-- start Input for this task --
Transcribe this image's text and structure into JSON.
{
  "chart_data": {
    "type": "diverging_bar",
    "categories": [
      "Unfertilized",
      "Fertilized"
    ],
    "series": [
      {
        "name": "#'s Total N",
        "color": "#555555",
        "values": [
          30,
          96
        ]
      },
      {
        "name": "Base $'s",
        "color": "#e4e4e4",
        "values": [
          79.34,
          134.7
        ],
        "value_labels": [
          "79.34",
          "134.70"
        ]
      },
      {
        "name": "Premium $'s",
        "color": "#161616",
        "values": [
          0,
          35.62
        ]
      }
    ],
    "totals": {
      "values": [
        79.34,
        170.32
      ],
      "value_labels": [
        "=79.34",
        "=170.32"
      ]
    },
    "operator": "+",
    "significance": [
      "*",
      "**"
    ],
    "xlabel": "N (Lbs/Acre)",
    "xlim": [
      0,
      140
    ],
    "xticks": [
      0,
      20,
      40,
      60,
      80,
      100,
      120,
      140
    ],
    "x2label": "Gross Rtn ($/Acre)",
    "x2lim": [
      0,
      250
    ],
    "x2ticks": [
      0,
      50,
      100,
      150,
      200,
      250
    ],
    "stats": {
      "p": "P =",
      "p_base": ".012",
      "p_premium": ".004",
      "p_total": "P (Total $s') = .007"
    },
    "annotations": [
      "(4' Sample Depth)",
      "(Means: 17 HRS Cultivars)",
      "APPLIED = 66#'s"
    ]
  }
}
-- end Input for this task --
§ **Task objective**
Show the lines of the material that contain the word "name".

§ **Response to the exercise**
        "name": "#'s Total N",
        "name": "Base $'s",
        "name": "Premium $'s",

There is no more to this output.